**Set problem**
Below is a block of records. Copy every line in it that contains the word "JSON".

**The data**
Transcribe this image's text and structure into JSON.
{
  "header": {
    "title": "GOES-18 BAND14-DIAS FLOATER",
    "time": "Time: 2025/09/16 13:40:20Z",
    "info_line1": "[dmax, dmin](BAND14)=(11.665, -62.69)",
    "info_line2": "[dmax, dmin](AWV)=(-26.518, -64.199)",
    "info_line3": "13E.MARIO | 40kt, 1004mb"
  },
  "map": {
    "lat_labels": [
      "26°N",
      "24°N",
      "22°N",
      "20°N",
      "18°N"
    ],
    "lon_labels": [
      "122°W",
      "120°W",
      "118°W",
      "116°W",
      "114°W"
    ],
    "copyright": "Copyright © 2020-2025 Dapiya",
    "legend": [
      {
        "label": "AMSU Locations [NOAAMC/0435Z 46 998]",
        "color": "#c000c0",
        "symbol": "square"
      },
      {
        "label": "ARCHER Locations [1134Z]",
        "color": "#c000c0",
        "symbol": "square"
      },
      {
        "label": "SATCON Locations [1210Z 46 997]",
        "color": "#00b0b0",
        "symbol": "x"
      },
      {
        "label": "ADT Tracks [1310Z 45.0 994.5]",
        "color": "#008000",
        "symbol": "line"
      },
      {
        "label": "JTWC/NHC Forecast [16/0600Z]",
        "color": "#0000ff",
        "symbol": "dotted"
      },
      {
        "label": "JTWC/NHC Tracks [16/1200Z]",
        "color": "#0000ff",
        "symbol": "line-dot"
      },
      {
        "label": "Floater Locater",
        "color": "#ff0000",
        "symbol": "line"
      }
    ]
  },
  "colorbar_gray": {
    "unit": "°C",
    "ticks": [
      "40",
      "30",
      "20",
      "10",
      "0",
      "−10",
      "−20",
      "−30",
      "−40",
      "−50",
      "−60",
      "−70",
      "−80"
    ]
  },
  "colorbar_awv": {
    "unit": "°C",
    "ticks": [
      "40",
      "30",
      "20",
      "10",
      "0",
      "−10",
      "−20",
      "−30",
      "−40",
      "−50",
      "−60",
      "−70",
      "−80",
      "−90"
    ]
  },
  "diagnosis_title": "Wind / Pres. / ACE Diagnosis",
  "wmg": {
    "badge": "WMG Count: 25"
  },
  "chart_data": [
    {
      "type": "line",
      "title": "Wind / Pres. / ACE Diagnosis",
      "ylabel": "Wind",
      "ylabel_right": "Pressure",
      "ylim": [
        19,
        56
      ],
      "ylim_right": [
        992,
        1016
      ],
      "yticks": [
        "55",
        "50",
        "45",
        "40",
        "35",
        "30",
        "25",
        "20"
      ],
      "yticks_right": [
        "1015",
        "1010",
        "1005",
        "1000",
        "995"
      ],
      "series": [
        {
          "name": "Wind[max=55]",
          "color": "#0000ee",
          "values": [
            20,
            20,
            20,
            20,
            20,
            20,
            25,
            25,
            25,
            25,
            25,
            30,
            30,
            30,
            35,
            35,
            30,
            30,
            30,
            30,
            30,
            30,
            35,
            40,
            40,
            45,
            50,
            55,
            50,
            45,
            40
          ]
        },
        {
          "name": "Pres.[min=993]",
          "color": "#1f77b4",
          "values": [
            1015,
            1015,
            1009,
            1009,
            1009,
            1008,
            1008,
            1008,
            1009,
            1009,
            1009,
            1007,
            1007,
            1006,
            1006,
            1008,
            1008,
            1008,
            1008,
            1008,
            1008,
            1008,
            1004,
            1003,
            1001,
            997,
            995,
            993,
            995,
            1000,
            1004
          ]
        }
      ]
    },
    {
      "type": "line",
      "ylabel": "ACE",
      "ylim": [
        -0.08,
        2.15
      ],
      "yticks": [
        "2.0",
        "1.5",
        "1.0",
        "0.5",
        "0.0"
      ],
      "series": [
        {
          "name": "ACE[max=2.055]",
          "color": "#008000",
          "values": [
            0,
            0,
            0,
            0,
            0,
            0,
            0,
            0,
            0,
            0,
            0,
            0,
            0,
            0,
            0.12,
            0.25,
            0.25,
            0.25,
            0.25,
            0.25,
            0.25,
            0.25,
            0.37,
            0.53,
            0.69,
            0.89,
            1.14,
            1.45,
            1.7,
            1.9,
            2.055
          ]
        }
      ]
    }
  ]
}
* * *
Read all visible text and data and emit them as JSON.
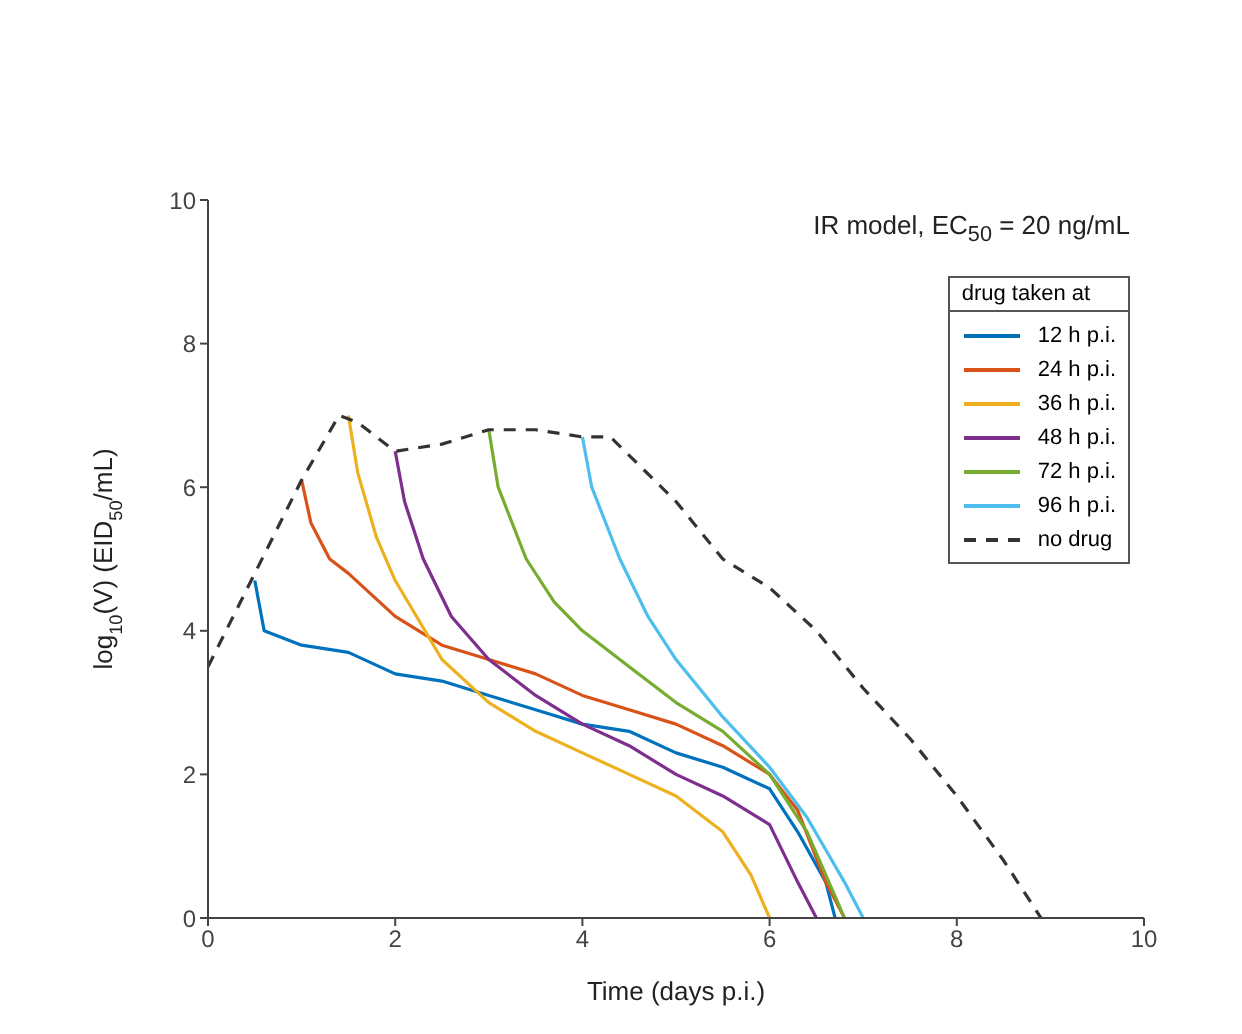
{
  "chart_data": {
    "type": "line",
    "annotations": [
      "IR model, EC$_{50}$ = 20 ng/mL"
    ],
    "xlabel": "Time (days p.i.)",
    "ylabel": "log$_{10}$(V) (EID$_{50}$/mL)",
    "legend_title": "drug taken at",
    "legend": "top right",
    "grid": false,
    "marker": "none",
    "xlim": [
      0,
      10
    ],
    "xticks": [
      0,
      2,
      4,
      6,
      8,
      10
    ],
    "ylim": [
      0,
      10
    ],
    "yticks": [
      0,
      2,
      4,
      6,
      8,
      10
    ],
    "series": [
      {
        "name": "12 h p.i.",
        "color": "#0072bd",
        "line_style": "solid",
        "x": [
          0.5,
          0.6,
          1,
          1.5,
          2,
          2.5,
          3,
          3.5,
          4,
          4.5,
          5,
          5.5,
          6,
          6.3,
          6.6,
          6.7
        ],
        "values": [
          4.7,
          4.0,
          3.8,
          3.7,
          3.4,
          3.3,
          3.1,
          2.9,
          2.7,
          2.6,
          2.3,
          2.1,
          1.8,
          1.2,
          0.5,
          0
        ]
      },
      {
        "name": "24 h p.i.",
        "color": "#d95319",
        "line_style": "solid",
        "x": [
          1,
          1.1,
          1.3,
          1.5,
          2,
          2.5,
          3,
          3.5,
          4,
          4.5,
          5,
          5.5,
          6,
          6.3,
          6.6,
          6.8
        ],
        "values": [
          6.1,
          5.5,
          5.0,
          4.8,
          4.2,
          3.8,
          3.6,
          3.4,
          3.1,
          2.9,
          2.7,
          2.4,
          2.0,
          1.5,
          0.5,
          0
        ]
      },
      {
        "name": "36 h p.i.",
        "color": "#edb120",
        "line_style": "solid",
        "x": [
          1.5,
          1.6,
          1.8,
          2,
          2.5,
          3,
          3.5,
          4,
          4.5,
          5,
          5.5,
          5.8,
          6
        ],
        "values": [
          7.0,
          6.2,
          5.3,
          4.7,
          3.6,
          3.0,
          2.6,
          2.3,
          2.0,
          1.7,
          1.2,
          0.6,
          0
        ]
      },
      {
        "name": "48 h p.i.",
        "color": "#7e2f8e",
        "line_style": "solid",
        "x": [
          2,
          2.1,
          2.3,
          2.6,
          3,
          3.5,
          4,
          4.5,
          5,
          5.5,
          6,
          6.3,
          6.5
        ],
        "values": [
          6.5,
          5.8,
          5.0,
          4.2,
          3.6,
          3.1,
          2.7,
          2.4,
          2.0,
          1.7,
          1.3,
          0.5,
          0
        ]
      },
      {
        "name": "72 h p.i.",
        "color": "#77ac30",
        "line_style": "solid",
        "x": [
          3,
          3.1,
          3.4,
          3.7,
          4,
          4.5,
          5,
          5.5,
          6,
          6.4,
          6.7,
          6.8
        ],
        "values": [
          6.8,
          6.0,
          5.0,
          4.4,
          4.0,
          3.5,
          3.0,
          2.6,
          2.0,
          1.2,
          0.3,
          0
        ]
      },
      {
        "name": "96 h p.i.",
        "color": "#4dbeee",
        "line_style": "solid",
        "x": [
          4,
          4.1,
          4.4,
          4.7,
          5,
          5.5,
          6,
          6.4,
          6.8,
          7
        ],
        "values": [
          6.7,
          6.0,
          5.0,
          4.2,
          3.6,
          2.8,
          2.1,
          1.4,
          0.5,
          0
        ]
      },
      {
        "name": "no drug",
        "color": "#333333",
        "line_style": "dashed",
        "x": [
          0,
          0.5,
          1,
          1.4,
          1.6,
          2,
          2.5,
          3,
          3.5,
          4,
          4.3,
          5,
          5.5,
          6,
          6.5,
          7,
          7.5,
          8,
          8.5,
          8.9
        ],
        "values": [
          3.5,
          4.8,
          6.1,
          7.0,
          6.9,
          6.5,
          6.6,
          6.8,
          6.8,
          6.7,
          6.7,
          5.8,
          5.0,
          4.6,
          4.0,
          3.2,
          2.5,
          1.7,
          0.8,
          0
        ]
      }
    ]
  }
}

**Answer to the exercise**
Transcribe this image's text and structure into JSON.
Read all visible text and data and emit them as JSON.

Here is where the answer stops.